■ WORK INSTRUCTIONS
Your task is to extract every entry that follows word for word while excluding the pictures.

■ THE DATA
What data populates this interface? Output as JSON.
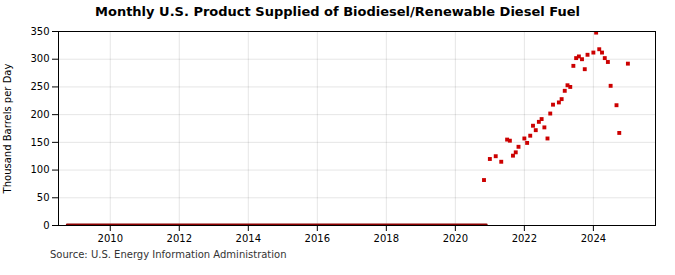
{
  "chart_data": {
    "type": "scatter",
    "title": "Monthly U.S. Product Supplied of Biodiesel/Renewable Diesel Fuel",
    "ylabel": "Thousand Barrels per Day",
    "annotations": [
      "Source: U.S. Energy Information Administration"
    ],
    "xlim": [
      2008.5,
      2025.8
    ],
    "xticks": [
      2010,
      2012,
      2014,
      2016,
      2018,
      2020,
      2022,
      2024
    ],
    "ylim": [
      0,
      350
    ],
    "yticks": [
      0,
      50,
      100,
      150,
      200,
      250,
      300,
      350
    ],
    "grid": true,
    "series": [
      {
        "type": "line",
        "color": "#8b0000",
        "line_style": "solid",
        "x": [
          2008.75,
          2020.9
        ],
        "values": [
          1.5,
          1.5
        ]
      },
      {
        "type": "scatter",
        "color": "#cc0000",
        "marker": "square",
        "x": [
          2020.83,
          2021.0,
          2021.17,
          2021.33,
          2021.5,
          2021.58,
          2021.67,
          2021.75,
          2021.83,
          2022.0,
          2022.08,
          2022.17,
          2022.25,
          2022.33,
          2022.42,
          2022.5,
          2022.58,
          2022.67,
          2022.75,
          2022.83,
          2023.0,
          2023.08,
          2023.17,
          2023.25,
          2023.33,
          2023.42,
          2023.5,
          2023.58,
          2023.67,
          2023.75,
          2023.83,
          2024.0,
          2024.08,
          2024.17,
          2024.25,
          2024.33,
          2024.42,
          2024.5,
          2024.67,
          2024.75,
          2025.0
        ],
        "values": [
          82,
          120,
          125,
          115,
          155,
          153,
          126,
          132,
          142,
          157,
          149,
          162,
          180,
          172,
          187,
          192,
          177,
          157,
          202,
          218,
          222,
          228,
          243,
          253,
          250,
          288,
          302,
          305,
          300,
          282,
          308,
          312,
          348,
          318,
          312,
          302,
          295,
          252,
          217,
          167,
          292
        ]
      }
    ]
  }
}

■ OUTPUT FOR THIS TASK
What data populates this interface? Output as JSON.
{
  "chart_data": {
    "type": "scatter",
    "title": "Monthly U.S. Product Supplied of Biodiesel/Renewable Diesel Fuel",
    "ylabel": "Thousand Barrels per Day",
    "annotations": [
      "Source: U.S. Energy Information Administration"
    ],
    "xlim": [
      2008.5,
      2025.8
    ],
    "xticks": [
      2010,
      2012,
      2014,
      2016,
      2018,
      2020,
      2022,
      2024
    ],
    "ylim": [
      0,
      350
    ],
    "yticks": [
      0,
      50,
      100,
      150,
      200,
      250,
      300,
      350
    ],
    "grid": true,
    "series": [
      {
        "type": "line",
        "color": "#8b0000",
        "line_style": "solid",
        "x": [
          2008.75,
          2020.9
        ],
        "values": [
          1.5,
          1.5
        ]
      },
      {
        "type": "scatter",
        "color": "#cc0000",
        "marker": "square",
        "x": [
          2020.83,
          2021.0,
          2021.17,
          2021.33,
          2021.5,
          2021.58,
          2021.67,
          2021.75,
          2021.83,
          2022.0,
          2022.08,
          2022.17,
          2022.25,
          2022.33,
          2022.42,
          2022.5,
          2022.58,
          2022.67,
          2022.75,
          2022.83,
          2023.0,
          2023.08,
          2023.17,
          2023.25,
          2023.33,
          2023.42,
          2023.5,
          2023.58,
          2023.67,
          2023.75,
          2023.83,
          2024.0,
          2024.08,
          2024.17,
          2024.25,
          2024.33,
          2024.42,
          2024.5,
          2024.67,
          2024.75,
          2025.0
        ],
        "values": [
          82,
          120,
          125,
          115,
          155,
          153,
          126,
          132,
          142,
          157,
          149,
          162,
          180,
          172,
          187,
          192,
          177,
          157,
          202,
          218,
          222,
          228,
          243,
          253,
          250,
          288,
          302,
          305,
          300,
          282,
          308,
          312,
          348,
          318,
          312,
          302,
          295,
          252,
          217,
          167,
          292
        ]
      }
    ]
  }
}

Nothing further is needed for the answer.